----- GIVEN INFORMATION -----

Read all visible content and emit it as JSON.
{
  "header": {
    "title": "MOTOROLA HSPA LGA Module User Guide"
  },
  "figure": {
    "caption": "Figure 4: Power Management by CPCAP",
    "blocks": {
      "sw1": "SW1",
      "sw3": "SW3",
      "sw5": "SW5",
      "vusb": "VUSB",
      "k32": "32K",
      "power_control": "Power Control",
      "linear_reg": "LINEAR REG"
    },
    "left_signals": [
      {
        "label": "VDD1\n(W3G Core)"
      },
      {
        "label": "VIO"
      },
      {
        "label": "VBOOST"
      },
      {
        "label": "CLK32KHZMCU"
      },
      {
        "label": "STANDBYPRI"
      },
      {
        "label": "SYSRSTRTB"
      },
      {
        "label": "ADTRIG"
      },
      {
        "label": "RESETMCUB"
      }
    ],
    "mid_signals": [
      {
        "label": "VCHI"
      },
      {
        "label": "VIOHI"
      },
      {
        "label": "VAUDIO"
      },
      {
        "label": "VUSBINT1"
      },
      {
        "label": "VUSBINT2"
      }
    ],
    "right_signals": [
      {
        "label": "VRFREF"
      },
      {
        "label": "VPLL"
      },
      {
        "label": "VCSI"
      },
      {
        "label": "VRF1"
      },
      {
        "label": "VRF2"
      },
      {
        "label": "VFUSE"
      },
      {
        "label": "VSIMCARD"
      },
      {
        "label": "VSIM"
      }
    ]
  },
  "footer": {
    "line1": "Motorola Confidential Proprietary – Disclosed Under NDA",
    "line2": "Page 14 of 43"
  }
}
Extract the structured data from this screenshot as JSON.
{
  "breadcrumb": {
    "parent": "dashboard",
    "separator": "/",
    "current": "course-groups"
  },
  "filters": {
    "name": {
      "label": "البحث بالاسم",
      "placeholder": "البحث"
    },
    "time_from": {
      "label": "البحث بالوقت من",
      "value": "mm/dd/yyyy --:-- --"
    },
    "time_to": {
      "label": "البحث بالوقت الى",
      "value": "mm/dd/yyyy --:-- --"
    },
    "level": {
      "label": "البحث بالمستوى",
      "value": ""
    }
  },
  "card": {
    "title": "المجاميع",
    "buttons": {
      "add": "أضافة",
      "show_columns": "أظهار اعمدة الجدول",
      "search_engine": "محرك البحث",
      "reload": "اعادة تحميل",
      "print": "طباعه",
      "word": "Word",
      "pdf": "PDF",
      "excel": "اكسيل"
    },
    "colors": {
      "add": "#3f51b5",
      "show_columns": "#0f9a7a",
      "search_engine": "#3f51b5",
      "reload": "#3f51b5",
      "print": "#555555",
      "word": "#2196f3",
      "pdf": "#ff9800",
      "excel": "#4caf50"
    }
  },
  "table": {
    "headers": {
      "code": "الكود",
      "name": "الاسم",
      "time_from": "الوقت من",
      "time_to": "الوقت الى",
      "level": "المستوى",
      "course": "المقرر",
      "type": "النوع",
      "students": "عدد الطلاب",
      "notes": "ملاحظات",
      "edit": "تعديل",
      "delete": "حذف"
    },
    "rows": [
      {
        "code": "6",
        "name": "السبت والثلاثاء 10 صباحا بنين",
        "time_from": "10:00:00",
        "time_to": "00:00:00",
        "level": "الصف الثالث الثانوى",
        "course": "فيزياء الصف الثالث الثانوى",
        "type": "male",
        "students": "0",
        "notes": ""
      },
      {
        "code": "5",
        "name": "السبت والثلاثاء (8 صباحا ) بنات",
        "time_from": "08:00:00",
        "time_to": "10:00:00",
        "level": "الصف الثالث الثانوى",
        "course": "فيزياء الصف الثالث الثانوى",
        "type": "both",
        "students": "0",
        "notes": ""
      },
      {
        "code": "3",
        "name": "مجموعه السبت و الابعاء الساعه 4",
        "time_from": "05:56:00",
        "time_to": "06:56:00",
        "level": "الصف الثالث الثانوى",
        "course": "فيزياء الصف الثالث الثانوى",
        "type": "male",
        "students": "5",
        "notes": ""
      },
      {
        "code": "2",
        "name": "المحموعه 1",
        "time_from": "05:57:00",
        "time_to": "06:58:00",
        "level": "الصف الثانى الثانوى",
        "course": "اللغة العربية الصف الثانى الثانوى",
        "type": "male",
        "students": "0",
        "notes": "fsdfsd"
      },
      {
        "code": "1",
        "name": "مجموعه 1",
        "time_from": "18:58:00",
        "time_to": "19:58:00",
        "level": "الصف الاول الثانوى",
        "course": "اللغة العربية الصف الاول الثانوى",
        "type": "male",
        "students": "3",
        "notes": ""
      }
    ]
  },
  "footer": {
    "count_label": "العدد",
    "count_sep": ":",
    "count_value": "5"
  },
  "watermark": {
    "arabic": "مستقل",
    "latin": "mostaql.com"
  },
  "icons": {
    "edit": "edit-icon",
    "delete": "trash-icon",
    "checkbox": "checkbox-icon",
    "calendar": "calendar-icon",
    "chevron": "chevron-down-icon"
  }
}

-----

SET PROBLEM
From the entries above, copy every line containing the word "البحث".

RESULT OF THE TASK
      "label": "البحث بالاسم",
      "placeholder": "البحث"
      "label": "البحث بالوقت من",
      "label": "البحث بالوقت الى",
      "label": "البحث بالمستوى",
      "search_engine": "محرك البحث",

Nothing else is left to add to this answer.